== Text section ==
Hot Mess’s Guide to Parenting- School Age Years- Part 2

Wow, I was pleased to see the number of people who responded to the last post about being flawed and my advice to parents, hot mess style. Obviously my tip to accept pooping on the table during labor was well received and for that I thank you. Now let’s move into when they go to school and can argue….and can get Instagram. In my mind, this part of childhood elicits an IMMENSE amount of guilt. God, the guilt lays heavy on my back! I feel guilty for not attending every field trip, guilty for not helping with every school party, guilty when I can’t get off work to attend an event that was moronically scheduled for 3:30. I feel guilty when I have to leave them alone in the mornings for 20 minutes. Guilty when I wish they would just stop talking and let it be quiet for just a few minutes. Guilty when I can’t take them on vacations like their friends. Guilty for churning out 1 more blog post in lieu of watching a movie with them. GUILT! GUILT! GUILT! I’ll be real here and tell you, I haven’t gotten over the guilt. I don’t know how nor do I know if it’s possible. Perhaps the guilt is what confirms that we are an imperfect human, loving someone.

K, enough with the cheese. Here is my parenting advice…or thoughts on school aged children….

Macaroni and Cheese- I could put down a plate of $15 dollar mac and cheese that is made with Wisconsin cheddar, truffle oil and homemade pasta and my youngest would refuse it because it’s not the boxed, orange kind. Are you kidding me? So if you’re kid enjoys escargot on occasion or wants sushi at his next birthday party, keep that shit to yourself as we are dealing with picky eaters.

== Given data ==

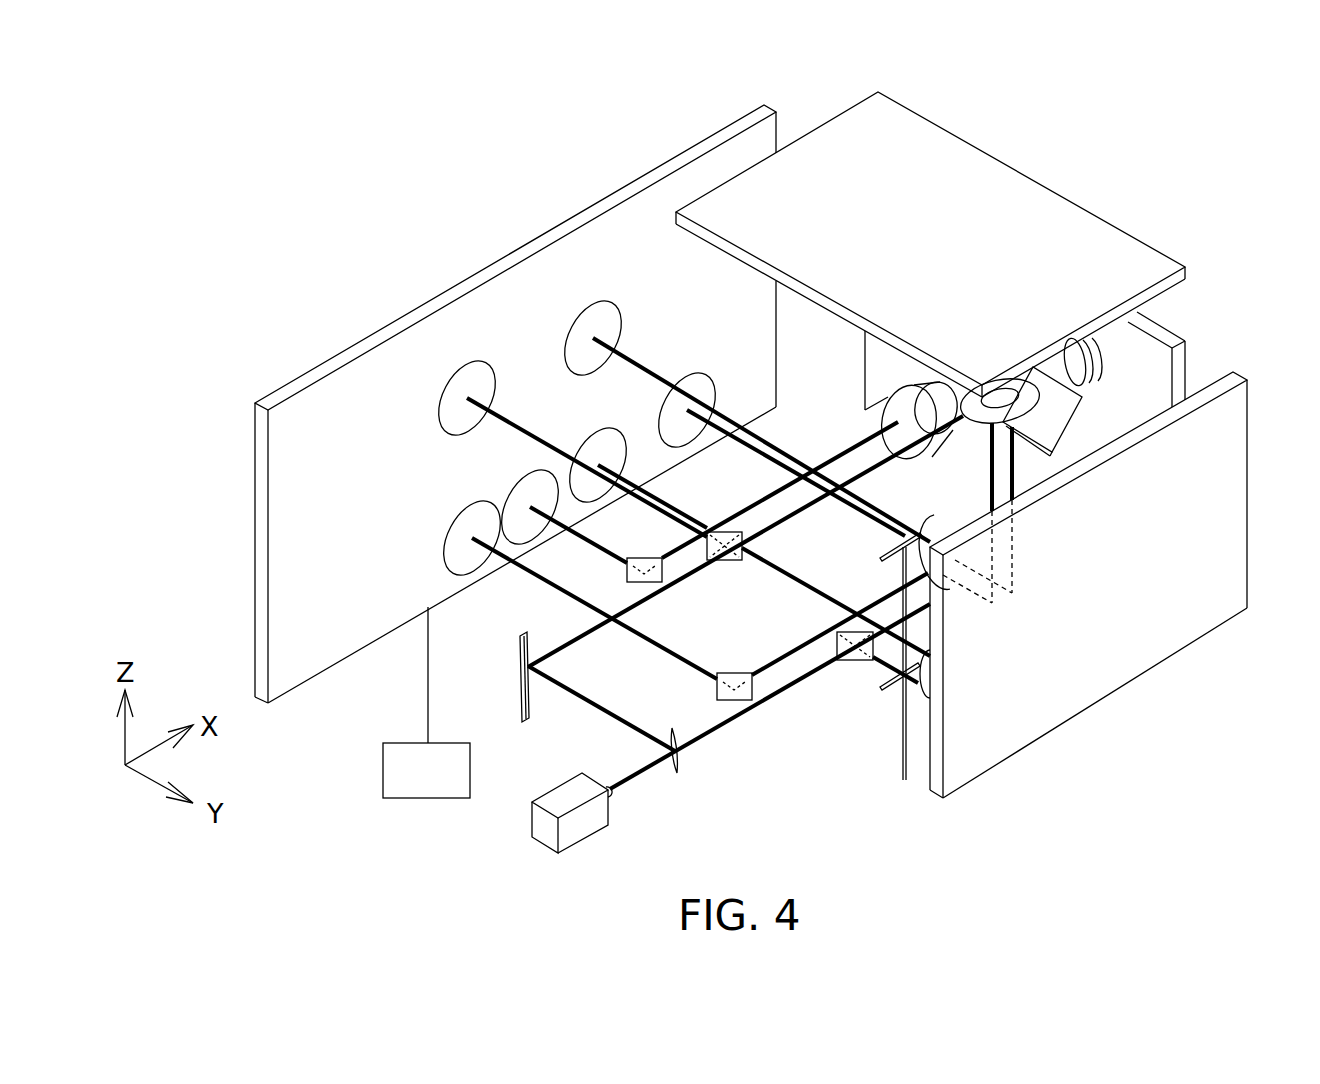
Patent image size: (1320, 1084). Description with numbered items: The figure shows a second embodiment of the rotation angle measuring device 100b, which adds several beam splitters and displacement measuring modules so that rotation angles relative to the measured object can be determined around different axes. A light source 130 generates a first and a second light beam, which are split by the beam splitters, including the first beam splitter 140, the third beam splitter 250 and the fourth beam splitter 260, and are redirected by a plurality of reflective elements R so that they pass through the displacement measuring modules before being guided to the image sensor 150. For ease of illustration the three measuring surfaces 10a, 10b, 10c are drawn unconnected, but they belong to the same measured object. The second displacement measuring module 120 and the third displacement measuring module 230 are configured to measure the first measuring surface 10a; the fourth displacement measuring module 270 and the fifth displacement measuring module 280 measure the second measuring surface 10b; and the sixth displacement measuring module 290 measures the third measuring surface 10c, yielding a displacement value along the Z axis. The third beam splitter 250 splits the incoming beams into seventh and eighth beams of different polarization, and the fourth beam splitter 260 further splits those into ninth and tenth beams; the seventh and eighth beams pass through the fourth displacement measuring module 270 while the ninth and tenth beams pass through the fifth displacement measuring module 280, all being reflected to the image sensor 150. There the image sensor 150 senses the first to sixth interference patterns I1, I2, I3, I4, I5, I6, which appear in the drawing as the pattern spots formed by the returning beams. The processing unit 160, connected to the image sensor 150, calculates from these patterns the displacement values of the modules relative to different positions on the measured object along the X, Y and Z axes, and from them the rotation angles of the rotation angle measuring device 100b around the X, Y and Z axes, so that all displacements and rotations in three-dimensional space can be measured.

== Stated exercise ==
Write the next part of the hot mess parenting guide for school-age kids, going on from the last sentence. The data has nothing to do with the parenting guide.

== Written response ==
When your kids go to school, you’ll be praying they want to buy their lunch in lieu of packing. Some parents (and good for you, I wish I had the balls) don’t give them a choice and make them buy their lunch anyway. I go to extremes to get out of packing lunches. I suddenly turn into an HSN host, calling out all the wonderful attributes of tomorrow’s lunch:

  “Now what we have here folks, is an AWESOME, fun lunch! There are only 500 Ocean Treasures (that’s literally the name of the fish sticks) left but you have to act now! This is quiet possibly the best lunch I’ve ever seen. You have to get yours!”

And to piggy back on the lunch topic, resist throwing that last lunchable in their lunch box because I guarantee you one morning you are going to come down wanting to do anything but pack that lunch and your gonna wish you hadn’t used it already.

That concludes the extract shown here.